What you have to do |
Transcribe all the entries word for word, but omit the images.

Dataset entries on figures:
# # #

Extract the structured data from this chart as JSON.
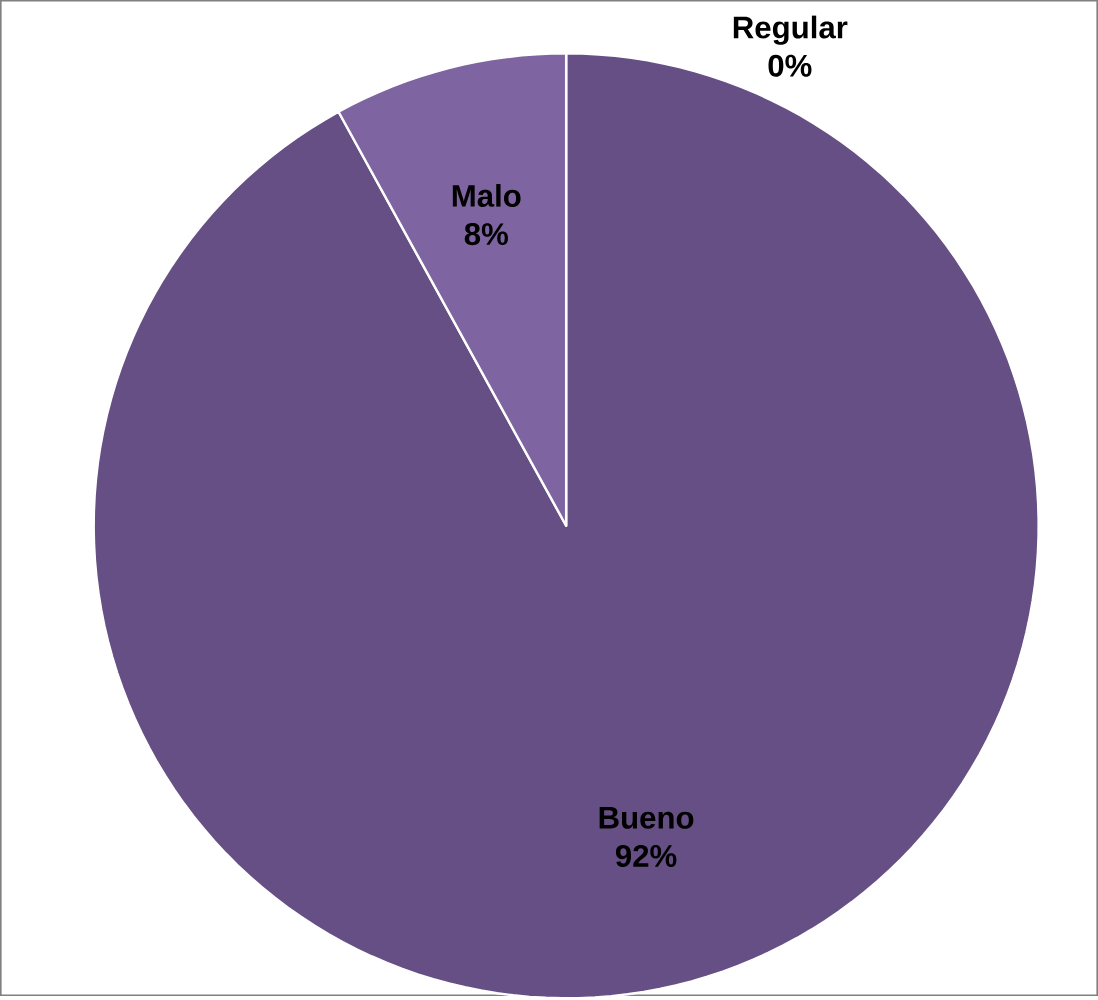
{
  "chart_data": {
    "type": "pie",
    "categories": [
      "Regular",
      "Bueno",
      "Malo"
    ],
    "values": [
      0,
      92,
      8
    ],
    "colors": [
      "#5b4675",
      "#664f84",
      "#7e64a0"
    ],
    "value_labels": [
      "0%",
      "92%",
      "8%"
    ]
  }
}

# # #

Final answer |
Extract the structured data from this chart as JSON.
{
  "chart_data": {
    "type": "pie",
    "categories": [
      "Regular",
      "Bueno",
      "Malo"
    ],
    "values": [
      0,
      92,
      8
    ],
    "colors": [
      "#5b4675",
      "#664f84",
      "#7e64a0"
    ],
    "value_labels": [
      "0%",
      "92%",
      "8%"
    ]
  }
}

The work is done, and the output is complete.